## [EXERCISE INSTRUCTIONS]
Please copy every line of the records below that holds the word "bands".

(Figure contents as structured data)
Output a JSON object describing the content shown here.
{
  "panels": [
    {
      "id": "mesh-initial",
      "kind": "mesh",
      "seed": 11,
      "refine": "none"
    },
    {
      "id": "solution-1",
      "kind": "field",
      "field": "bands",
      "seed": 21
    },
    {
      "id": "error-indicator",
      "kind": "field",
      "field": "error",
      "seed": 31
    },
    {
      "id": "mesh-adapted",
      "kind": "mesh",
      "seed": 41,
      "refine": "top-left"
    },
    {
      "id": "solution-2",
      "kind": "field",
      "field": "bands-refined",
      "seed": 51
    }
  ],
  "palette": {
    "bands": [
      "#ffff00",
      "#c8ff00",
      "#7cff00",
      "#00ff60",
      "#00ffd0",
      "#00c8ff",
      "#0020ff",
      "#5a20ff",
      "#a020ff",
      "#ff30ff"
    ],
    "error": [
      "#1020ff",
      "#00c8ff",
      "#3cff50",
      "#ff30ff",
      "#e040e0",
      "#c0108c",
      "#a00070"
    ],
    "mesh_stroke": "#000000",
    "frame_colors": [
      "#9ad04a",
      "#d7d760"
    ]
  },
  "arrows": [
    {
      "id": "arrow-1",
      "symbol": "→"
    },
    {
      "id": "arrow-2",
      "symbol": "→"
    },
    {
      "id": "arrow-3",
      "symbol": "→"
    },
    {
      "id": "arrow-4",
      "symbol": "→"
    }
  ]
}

## [TASK RESULT]
      "field": "bands",
      "field": "bands-refined",
    "bands": [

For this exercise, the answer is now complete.